Objective
Work out how many lines of the records contain "Clerk". Answer with the number and nothing else.

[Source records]
====================
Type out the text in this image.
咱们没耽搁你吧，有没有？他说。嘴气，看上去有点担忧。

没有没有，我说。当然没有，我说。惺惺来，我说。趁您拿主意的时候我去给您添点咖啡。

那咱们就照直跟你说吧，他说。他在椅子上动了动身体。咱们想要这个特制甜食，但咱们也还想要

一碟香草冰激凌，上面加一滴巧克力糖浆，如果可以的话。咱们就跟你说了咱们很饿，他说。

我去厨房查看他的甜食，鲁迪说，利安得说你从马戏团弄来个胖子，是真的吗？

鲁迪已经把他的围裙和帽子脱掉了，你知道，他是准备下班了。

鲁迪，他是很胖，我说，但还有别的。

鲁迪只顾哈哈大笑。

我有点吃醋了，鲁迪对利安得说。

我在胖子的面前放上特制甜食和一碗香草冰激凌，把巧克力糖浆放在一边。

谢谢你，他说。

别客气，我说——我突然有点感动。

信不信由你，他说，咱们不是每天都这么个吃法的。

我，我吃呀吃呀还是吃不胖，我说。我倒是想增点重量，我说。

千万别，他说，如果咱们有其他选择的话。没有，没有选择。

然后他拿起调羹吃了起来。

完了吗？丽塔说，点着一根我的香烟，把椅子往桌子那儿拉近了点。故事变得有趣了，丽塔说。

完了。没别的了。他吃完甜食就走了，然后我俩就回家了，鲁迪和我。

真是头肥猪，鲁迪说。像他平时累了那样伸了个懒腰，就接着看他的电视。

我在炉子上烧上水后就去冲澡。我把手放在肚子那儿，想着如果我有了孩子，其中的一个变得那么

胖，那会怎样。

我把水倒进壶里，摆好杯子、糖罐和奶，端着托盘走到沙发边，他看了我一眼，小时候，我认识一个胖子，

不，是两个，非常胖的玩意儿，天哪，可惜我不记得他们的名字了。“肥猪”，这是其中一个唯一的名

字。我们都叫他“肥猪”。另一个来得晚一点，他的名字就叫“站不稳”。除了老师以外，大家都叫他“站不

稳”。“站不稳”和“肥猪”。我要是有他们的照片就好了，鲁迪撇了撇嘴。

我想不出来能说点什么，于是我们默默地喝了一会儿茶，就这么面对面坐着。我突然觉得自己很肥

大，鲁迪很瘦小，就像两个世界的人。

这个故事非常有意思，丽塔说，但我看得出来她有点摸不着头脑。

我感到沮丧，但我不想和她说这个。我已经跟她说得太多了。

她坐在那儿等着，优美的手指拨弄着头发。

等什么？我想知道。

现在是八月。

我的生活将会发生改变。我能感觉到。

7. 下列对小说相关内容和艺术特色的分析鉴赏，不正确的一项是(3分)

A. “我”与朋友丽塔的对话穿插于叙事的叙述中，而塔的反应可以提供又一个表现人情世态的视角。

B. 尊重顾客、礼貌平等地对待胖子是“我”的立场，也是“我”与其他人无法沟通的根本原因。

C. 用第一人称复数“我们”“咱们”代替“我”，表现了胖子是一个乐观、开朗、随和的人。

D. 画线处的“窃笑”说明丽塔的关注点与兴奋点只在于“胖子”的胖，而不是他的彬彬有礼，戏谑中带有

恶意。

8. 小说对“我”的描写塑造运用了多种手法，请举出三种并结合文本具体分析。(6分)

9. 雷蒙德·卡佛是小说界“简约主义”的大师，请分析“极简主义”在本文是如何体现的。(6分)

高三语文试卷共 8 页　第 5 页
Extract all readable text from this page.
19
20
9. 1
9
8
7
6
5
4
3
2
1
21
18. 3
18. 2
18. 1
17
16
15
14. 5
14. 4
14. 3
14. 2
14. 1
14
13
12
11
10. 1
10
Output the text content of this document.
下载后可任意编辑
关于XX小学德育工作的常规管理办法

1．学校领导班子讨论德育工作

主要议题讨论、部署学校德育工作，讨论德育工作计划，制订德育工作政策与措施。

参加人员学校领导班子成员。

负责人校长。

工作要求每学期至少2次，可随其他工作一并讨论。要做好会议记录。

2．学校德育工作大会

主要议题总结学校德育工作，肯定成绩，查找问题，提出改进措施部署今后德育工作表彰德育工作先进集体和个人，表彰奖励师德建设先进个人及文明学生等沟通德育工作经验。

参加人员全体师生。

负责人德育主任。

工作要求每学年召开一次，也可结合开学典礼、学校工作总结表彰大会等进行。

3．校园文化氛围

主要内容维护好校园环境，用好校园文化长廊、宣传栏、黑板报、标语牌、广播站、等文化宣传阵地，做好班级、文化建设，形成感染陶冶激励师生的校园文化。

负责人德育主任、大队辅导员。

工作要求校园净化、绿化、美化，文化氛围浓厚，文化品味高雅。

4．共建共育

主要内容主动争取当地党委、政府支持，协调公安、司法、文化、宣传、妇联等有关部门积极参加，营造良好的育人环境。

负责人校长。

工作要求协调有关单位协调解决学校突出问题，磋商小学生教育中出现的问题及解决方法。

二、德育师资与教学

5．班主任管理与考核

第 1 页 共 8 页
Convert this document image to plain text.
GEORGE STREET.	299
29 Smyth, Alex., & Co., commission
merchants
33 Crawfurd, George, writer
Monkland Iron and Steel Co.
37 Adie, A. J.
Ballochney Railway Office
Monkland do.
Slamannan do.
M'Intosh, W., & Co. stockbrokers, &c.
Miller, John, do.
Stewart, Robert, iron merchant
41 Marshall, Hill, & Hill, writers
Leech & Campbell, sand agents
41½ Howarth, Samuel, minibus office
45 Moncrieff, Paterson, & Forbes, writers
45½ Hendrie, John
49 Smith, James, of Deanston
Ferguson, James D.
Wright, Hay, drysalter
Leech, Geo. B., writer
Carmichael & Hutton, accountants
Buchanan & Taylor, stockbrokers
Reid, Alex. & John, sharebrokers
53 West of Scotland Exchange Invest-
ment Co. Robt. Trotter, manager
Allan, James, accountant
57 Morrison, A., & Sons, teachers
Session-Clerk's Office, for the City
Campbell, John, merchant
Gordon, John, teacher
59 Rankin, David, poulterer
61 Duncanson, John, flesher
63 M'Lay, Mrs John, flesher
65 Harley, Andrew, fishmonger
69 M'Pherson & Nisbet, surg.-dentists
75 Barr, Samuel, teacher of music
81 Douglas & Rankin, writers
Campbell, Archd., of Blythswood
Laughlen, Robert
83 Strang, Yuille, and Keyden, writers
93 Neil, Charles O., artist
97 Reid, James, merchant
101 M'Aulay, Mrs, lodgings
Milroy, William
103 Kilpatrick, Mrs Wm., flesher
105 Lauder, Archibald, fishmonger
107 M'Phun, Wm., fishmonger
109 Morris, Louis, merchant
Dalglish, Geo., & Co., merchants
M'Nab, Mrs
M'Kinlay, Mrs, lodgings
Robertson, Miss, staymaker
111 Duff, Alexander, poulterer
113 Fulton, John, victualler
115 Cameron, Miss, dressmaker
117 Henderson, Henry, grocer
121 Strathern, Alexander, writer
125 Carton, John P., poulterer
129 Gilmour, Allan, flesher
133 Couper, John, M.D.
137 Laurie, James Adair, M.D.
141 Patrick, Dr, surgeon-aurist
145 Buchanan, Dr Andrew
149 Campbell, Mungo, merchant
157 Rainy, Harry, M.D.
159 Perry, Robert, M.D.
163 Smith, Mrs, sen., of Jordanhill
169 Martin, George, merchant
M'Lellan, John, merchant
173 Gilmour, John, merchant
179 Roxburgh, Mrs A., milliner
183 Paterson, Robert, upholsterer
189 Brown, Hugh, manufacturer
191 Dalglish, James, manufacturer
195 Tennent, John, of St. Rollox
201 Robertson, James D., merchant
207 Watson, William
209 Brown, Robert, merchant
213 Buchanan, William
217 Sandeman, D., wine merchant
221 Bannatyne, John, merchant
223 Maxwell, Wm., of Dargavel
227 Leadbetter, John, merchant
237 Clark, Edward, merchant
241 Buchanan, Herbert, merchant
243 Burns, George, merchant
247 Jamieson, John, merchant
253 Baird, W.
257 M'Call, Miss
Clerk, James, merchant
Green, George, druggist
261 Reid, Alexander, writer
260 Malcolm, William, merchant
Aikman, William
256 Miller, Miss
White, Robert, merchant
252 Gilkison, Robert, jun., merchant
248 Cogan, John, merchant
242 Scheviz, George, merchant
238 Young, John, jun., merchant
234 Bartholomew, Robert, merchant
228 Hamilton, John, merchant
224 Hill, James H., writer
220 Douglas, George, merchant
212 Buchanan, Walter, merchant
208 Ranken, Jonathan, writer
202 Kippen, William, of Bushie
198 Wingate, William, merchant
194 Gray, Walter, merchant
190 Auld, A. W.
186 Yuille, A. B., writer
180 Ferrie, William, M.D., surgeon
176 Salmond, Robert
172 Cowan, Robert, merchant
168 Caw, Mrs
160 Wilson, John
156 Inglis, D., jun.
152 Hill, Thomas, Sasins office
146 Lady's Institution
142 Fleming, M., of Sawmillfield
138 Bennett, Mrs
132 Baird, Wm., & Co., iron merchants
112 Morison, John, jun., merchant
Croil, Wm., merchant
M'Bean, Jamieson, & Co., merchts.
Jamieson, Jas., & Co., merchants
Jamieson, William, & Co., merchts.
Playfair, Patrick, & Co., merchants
====================
Answer to the exercise
2